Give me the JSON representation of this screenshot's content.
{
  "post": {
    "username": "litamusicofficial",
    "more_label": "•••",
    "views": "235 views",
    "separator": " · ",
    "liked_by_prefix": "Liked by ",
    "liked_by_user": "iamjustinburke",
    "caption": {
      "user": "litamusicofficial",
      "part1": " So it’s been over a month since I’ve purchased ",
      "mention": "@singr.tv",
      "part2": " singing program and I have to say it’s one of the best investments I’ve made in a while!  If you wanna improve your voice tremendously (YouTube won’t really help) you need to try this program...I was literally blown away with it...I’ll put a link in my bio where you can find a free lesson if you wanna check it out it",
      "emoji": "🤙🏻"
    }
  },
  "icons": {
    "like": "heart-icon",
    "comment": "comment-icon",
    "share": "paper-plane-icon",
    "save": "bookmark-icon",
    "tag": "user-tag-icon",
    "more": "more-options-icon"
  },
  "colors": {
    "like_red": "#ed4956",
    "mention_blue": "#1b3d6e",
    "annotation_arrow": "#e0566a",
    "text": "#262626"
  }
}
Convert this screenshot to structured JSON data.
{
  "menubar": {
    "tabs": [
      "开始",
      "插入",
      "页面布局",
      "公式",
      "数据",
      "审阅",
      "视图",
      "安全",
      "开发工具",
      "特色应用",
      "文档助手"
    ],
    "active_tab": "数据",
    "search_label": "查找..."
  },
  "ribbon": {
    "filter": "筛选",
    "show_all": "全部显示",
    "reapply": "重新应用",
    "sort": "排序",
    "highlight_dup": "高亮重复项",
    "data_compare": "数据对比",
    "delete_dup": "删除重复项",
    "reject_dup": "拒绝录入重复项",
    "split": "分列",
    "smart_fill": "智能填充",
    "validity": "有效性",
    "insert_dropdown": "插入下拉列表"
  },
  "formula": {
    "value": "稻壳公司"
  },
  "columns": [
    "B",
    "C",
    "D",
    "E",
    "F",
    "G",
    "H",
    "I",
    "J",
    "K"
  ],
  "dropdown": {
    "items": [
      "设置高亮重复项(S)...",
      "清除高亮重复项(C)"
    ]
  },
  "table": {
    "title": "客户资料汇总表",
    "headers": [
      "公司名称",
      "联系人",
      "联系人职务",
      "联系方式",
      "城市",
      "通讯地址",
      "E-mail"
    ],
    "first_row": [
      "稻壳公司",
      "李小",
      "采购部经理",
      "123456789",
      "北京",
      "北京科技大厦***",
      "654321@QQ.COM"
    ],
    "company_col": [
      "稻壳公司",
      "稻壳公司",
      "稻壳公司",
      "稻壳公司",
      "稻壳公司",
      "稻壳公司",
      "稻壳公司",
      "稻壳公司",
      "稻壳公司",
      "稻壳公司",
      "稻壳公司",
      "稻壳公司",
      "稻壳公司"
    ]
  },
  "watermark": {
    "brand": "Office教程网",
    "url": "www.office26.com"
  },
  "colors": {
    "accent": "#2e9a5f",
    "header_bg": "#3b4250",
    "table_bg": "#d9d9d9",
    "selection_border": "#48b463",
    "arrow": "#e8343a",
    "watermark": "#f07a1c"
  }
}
.....
#### Problem details
Take the lines above and print them exactly.

#### Expected answer
Give me the JSON representation of this screenshot's content.
{
  "post": {
    "username": "litamusicofficial",
    "more_label": "•••",
    "views": "235 views",
    "separator": " · ",
    "liked_by_prefix": "Liked by ",
    "liked_by_user": "iamjustinburke",
    "caption": {
      "user": "litamusicofficial",
      "part1": " So it’s been over a month since I’ve purchased ",
      "mention": "@singr.tv",
      "part2": " singing program and I have to say it’s one of the best investments I’ve made in a while!  If you wanna improve your voice tremendously (YouTube won’t really help) you need to try this program...I was literally blown away with it...I’ll put a link in my bio where you can find a free lesson if you wanna check it out it",
      "emoji": "🤙🏻"
    }
  },
  "icons": {
    "like": "heart-icon",
    "comment": "comment-icon",
    "share": "paper-plane-icon",
    "save": "bookmark-icon",
    "tag": "user-tag-icon",
    "more": "more-options-icon"
  },
  "colors": {
    "like_red": "#ed4956",
    "mention_blue": "#1b3d6e",
    "annotation_arrow": "#e0566a",
    "text": "#262626"
  }
}
Convert this screenshot to structured JSON data.
{
  "menubar": {
    "tabs": [
      "开始",
      "插入",
      "页面布局",
      "公式",
      "数据",
      "审阅",
      "视图",
      "安全",
      "开发工具",
      "特色应用",
      "文档助手"
    ],
    "active_tab": "数据",
    "search_label": "查找..."
  },
  "ribbon": {
    "filter": "筛选",
    "show_all": "全部显示",
    "reapply": "重新应用",
    "sort": "排序",
    "highlight_dup": "高亮重复项",
    "data_compare": "数据对比",
    "delete_dup": "删除重复项",
    "reject_dup": "拒绝录入重复项",
    "split": "分列",
    "smart_fill": "智能填充",
    "validity": "有效性",
    "insert_dropdown": "插入下拉列表"
  },
  "formula": {
    "value": "稻壳公司"
  },
  "columns": [
    "B",
    "C",
    "D",
    "E",
    "F",
    "G",
    "H",
    "I",
    "J",
    "K"
  ],
  "dropdown": {
    "items": [
      "设置高亮重复项(S)...",
      "清除高亮重复项(C)"
    ]
  },
  "table": {
    "title": "客户资料汇总表",
    "headers": [
      "公司名称",
      "联系人",
      "联系人职务",
      "联系方式",
      "城市",
      "通讯地址",
      "E-mail"
    ],
    "first_row": [
      "稻壳公司",
      "李小",
      "采购部经理",
      "123456789",
      "北京",
      "北京科技大厦***",
      "654321@QQ.COM"
    ],
    "company_col": [
      "稻壳公司",
      "稻壳公司",
      "稻壳公司",
      "稻壳公司",
      "稻壳公司",
      "稻壳公司",
      "稻壳公司",
      "稻壳公司",
      "稻壳公司",
      "稻壳公司",
      "稻壳公司",
      "稻壳公司",
      "稻壳公司"
    ]
  },
  "watermark": {
    "brand": "Office教程网",
    "url": "www.office26.com"
  },
  "colors": {
    "accent": "#2e9a5f",
    "header_bg": "#3b4250",
    "table_bg": "#d9d9d9",
    "selection_border": "#48b463",
    "arrow": "#e8343a",
    "watermark": "#f07a1c"
  }
}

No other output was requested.